▶ **EXERCISE INSTRUCTIONS**
Scan the entries below. List each line with "true".

Extracted data entries
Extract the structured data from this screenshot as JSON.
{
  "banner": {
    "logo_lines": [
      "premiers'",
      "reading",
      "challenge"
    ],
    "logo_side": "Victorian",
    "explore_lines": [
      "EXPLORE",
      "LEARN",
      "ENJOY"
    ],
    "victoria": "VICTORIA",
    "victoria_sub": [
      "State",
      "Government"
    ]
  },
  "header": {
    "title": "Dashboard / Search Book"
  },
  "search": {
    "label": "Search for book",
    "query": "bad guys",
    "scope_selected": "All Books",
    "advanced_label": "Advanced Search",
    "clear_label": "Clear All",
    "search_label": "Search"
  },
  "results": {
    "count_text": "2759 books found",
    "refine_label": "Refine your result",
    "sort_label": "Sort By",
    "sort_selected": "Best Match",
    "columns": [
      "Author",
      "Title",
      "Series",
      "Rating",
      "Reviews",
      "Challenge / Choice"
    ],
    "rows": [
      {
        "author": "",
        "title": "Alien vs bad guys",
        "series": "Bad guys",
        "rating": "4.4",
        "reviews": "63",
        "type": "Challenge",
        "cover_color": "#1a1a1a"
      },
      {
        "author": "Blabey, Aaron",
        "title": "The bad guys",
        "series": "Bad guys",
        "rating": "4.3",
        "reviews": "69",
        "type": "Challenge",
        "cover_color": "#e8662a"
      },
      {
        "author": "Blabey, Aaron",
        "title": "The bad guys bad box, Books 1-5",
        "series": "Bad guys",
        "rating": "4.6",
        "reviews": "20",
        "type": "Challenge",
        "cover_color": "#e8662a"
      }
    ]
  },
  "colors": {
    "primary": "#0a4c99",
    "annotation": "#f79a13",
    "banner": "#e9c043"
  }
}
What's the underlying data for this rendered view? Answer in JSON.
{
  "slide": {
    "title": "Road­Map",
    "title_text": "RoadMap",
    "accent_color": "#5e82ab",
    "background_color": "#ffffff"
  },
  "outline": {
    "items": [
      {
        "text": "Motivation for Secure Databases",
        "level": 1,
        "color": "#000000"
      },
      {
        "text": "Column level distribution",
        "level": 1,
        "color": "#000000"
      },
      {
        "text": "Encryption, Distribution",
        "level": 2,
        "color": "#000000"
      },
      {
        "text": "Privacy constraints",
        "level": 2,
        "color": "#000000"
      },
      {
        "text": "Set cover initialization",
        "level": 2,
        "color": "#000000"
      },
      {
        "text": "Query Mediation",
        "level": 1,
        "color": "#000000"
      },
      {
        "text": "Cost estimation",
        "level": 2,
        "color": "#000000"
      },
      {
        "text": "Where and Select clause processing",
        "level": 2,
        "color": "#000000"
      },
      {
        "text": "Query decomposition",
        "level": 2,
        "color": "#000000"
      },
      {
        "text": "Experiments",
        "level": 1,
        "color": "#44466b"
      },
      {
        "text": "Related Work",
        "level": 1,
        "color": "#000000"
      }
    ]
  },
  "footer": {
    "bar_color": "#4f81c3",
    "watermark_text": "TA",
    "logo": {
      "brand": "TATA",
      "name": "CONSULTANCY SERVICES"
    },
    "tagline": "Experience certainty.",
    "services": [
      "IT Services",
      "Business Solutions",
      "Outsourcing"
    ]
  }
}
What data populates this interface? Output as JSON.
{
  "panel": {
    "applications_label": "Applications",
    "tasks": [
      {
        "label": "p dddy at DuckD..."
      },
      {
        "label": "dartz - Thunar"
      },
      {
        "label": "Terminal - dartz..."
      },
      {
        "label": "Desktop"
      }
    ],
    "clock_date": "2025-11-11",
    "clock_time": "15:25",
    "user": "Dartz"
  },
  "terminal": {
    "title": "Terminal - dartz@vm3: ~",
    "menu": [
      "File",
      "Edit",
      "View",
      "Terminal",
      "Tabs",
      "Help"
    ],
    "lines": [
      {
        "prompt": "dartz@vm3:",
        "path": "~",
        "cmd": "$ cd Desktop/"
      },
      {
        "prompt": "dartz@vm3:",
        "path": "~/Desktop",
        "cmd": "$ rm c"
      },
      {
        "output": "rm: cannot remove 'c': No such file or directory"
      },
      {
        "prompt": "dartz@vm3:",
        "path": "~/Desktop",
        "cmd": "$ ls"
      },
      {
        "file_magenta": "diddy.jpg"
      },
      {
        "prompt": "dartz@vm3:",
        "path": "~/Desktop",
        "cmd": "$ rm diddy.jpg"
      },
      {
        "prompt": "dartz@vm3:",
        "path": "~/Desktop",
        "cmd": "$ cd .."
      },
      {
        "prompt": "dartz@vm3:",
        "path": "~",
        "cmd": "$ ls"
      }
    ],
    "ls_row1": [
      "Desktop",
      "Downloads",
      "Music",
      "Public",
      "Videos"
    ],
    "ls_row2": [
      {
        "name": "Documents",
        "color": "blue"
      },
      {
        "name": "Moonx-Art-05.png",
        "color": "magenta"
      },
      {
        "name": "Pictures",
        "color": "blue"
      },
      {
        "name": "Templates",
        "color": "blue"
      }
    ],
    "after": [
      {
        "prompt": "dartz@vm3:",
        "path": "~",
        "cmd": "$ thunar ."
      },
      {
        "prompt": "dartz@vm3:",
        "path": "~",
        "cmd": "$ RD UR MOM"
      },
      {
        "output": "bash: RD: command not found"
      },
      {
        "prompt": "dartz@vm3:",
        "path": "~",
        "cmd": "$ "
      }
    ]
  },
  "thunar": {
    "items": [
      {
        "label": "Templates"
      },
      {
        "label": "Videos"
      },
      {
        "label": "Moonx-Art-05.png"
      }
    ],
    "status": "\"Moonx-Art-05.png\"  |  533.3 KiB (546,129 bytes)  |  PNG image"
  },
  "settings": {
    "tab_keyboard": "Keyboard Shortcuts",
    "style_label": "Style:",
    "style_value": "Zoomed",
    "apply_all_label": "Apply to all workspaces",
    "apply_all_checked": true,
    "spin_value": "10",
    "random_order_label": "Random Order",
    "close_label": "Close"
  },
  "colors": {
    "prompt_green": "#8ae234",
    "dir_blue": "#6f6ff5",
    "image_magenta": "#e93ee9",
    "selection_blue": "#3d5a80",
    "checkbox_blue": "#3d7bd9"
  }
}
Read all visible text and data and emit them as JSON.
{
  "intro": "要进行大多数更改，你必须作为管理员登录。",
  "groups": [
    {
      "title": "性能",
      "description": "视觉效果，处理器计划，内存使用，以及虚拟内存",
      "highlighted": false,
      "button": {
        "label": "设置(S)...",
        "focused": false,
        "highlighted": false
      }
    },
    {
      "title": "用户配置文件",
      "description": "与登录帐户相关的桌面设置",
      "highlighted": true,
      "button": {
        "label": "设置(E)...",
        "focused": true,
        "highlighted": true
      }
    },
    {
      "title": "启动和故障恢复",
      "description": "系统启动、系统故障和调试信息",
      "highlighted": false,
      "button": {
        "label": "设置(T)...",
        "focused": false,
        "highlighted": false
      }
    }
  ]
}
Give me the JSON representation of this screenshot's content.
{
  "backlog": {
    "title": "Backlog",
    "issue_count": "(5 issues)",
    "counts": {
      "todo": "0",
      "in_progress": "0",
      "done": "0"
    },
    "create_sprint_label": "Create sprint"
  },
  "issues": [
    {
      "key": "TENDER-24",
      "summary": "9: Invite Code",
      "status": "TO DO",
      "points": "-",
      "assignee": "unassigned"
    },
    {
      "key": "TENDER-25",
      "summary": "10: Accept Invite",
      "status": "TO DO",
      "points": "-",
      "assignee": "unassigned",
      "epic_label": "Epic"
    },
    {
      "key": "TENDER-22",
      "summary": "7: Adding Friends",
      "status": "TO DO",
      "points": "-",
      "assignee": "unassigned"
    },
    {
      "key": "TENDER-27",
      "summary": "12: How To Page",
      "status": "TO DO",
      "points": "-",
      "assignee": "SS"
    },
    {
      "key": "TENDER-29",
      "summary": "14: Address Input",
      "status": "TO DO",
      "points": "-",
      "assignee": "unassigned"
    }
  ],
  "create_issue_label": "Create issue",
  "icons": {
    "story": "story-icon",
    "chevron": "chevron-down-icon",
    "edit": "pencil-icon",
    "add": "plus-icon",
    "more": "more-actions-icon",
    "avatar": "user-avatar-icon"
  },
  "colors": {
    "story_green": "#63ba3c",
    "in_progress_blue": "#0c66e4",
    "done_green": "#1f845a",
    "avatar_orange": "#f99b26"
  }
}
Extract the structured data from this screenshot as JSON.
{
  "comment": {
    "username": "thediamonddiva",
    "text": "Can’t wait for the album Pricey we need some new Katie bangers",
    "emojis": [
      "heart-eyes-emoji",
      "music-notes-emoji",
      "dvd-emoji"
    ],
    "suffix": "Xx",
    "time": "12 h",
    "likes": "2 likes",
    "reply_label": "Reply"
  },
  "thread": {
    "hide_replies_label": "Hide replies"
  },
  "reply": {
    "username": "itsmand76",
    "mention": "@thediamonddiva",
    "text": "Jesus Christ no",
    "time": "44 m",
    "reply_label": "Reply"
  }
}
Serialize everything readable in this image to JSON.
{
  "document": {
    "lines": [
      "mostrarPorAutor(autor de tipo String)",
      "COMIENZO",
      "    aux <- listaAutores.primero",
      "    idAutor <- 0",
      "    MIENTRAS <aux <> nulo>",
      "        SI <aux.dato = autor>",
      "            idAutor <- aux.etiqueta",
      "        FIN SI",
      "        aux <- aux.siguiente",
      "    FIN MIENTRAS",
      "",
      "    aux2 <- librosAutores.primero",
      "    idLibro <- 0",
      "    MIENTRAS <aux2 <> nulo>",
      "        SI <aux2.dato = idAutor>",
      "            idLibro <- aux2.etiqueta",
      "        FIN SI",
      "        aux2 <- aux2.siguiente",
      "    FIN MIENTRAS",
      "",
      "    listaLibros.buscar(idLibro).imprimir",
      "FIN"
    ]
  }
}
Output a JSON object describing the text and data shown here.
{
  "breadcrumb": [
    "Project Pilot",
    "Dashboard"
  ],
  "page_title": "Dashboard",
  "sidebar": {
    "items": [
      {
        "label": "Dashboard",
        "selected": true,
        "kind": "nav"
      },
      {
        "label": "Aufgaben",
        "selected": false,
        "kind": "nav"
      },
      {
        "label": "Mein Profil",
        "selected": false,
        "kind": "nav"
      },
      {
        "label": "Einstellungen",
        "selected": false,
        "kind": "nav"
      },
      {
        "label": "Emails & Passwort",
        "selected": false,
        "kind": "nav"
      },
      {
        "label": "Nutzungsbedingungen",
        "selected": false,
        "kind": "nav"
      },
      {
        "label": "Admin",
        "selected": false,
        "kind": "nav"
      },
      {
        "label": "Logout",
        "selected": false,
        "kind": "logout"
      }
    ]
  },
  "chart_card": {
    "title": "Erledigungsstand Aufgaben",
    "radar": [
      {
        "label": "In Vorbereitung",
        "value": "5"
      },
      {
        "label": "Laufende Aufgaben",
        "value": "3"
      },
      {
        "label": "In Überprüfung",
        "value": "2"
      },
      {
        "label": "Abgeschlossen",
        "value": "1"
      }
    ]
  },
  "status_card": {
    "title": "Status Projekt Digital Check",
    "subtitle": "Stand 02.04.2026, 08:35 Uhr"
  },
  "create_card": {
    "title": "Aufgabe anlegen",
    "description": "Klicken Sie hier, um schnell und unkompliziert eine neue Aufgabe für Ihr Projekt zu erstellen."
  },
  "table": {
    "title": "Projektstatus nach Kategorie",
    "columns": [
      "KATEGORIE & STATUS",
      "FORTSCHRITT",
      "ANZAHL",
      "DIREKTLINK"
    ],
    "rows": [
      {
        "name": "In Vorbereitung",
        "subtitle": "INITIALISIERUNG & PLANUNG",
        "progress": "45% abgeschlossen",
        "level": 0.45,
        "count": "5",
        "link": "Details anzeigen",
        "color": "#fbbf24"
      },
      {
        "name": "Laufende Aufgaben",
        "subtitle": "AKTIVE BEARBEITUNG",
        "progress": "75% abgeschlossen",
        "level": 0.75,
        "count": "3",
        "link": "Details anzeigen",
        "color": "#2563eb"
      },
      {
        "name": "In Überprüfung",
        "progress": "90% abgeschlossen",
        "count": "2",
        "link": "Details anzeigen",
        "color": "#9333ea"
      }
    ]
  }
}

▶ **RESPONSE TO THIS TASK**
    "apply_all_checked": true,
      "highlighted": true,
        "focused": true,
        "highlighted": true
        "selected": true,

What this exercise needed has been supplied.